## GOAL
Using the entries below, output exactly the line containing "Give me a plain-text" and all lines that follow it to the end.

─── INFORMATION GIVEN ───

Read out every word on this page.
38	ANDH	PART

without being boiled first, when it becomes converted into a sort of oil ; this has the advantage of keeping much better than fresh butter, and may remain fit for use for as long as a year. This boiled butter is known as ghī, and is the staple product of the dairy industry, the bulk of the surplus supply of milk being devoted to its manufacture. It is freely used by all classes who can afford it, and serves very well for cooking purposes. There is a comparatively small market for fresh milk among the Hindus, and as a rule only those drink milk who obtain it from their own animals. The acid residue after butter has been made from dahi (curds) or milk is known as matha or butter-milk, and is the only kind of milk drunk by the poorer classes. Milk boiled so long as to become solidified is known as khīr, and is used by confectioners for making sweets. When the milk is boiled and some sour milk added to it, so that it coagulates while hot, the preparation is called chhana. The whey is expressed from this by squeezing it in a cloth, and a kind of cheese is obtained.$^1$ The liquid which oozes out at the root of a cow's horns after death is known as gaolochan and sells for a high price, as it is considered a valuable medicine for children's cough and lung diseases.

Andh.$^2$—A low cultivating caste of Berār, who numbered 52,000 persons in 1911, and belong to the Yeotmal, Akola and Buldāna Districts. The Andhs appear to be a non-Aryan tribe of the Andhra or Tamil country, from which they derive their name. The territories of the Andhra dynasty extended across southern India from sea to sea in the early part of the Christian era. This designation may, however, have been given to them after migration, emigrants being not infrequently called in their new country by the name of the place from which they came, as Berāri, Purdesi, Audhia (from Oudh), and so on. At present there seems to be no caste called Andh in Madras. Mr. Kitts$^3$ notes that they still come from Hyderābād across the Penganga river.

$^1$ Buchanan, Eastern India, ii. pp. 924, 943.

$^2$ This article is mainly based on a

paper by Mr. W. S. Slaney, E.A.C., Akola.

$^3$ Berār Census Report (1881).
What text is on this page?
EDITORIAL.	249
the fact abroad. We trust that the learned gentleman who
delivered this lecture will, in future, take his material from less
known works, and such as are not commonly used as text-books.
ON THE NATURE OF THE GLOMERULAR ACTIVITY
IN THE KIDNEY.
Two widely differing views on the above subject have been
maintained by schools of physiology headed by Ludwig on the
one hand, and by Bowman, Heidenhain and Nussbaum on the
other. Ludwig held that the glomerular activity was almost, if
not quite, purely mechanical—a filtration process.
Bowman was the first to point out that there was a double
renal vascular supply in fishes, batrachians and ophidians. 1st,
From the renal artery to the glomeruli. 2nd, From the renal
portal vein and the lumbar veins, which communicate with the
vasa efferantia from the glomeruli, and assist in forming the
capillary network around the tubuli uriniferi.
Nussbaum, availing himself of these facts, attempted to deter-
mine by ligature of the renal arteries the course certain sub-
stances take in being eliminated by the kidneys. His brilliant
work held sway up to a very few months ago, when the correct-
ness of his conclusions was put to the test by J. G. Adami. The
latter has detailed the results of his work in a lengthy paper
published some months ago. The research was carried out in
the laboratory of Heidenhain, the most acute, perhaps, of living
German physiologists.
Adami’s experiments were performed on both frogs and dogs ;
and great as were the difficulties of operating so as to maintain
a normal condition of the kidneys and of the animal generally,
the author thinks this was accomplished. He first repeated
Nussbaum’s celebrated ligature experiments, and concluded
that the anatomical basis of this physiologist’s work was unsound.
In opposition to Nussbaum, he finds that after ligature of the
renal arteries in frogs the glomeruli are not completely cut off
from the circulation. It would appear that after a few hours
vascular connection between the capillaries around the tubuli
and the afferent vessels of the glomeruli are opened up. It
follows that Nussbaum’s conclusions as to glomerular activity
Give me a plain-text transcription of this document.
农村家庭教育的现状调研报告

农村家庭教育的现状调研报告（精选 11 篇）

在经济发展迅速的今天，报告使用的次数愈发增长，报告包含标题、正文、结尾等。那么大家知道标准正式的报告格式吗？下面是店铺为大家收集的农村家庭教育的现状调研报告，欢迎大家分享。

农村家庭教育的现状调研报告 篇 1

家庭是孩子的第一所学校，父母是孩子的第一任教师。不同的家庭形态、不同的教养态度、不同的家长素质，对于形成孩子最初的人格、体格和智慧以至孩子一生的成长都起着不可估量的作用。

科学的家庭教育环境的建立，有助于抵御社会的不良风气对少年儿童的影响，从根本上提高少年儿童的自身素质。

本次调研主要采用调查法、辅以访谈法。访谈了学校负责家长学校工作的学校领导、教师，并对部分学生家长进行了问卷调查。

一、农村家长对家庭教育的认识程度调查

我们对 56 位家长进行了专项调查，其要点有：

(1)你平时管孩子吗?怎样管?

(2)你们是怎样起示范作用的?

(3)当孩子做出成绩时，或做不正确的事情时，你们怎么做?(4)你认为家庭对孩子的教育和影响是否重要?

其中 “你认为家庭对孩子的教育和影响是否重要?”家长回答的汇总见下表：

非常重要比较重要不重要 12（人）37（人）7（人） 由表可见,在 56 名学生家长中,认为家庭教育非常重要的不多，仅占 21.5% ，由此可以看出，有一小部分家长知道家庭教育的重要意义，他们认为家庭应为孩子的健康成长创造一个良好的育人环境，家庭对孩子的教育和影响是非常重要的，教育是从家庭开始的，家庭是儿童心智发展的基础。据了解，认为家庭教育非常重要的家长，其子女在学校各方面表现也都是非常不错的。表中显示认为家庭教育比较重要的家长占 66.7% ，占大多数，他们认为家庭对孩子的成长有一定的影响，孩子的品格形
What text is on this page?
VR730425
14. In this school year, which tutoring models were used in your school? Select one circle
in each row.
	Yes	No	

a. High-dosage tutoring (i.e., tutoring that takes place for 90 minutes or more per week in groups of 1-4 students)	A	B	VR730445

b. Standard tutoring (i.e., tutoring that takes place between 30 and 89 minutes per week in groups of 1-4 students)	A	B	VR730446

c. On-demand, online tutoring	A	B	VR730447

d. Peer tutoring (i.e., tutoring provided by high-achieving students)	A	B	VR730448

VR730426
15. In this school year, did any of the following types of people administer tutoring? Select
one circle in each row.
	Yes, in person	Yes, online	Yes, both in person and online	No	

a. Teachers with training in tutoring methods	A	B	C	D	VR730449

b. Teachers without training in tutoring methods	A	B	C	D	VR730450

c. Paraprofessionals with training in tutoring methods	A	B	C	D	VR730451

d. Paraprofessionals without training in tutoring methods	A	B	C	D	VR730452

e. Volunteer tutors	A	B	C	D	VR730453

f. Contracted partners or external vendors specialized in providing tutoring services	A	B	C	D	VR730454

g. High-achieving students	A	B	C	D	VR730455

───

## IN RESPONSE
Give me a plain-text transcription of this document.
农村家庭教育的现状调研报告

农村家庭教育的现状调研报告（精选 11 篇）

在经济发展迅速的今天，报告使用的次数愈发增长，报告包含标题、正文、结尾等。那么大家知道标准正式的报告格式吗？下面是店铺为大家收集的农村家庭教育的现状调研报告，欢迎大家分享。

农村家庭教育的现状调研报告 篇 1

家庭是孩子的第一所学校，父母是孩子的第一任教师。不同的家庭形态、不同的教养态度、不同的家长素质，对于形成孩子最初的人格、体格和智慧以至孩子一生的成长都起着不可估量的作用。

科学的家庭教育环境的建立，有助于抵御社会的不良风气对少年儿童的影响，从根本上提高少年儿童的自身素质。

本次调研主要采用调查法、辅以访谈法。访谈了学校负责家长学校工作的学校领导、教师，并对部分学生家长进行了问卷调查。

一、农村家长对家庭教育的认识程度调查

我们对 56 位家长进行了专项调查，其要点有：

(1)你平时管孩子吗?怎样管?

(2)你们是怎样起示范作用的?

(3)当孩子做出成绩时，或做不正确的事情时，你们怎么做?(4)你认为家庭对孩子的教育和影响是否重要?

其中 “你认为家庭对孩子的教育和影响是否重要?”家长回答的汇总见下表：

非常重要比较重要不重要 12（人）37（人）7（人） 由表可见,在 56 名学生家长中,认为家庭教育非常重要的不多，仅占 21.5% ，由此可以看出，有一小部分家长知道家庭教育的重要意义，他们认为家庭应为孩子的健康成长创造一个良好的育人环境，家庭对孩子的教育和影响是非常重要的，教育是从家庭开始的，家庭是儿童心智发展的基础。据了解，认为家庭教育非常重要的家长，其子女在学校各方面表现也都是非常不错的。表中显示认为家庭教育比较重要的家长占 66.7% ，占大多数，他们认为家庭对孩子的成长有一定的影响，孩子的品格形
What text is on this page?
VR730425
14. In this school year, which tutoring models were used in your school? Select one circle
in each row.
	Yes	No	

a. High-dosage tutoring (i.e., tutoring that takes place for 90 minutes or more per week in groups of 1-4 students)	A	B	VR730445

b. Standard tutoring (i.e., tutoring that takes place between 30 and 89 minutes per week in groups of 1-4 students)	A	B	VR730446

c. On-demand, online tutoring	A	B	VR730447

d. Peer tutoring (i.e., tutoring provided by high-achieving students)	A	B	VR730448

VR730426
15. In this school year, did any of the following types of people administer tutoring? Select
one circle in each row.
	Yes, in person	Yes, online	Yes, both in person and online	No	

a. Teachers with training in tutoring methods	A	B	C	D	VR730449

b. Teachers without training in tutoring methods	A	B	C	D	VR730450

c. Paraprofessionals with training in tutoring methods	A	B	C	D	VR730451

d. Paraprofessionals without training in tutoring methods	A	B	C	D	VR730452

e. Volunteer tutors	A	B	C	D	VR730453

f. Contracted partners or external vendors specialized in providing tutoring services	A	B	C	D	VR730454

g. High-achieving students	A	B	C	D	VR730455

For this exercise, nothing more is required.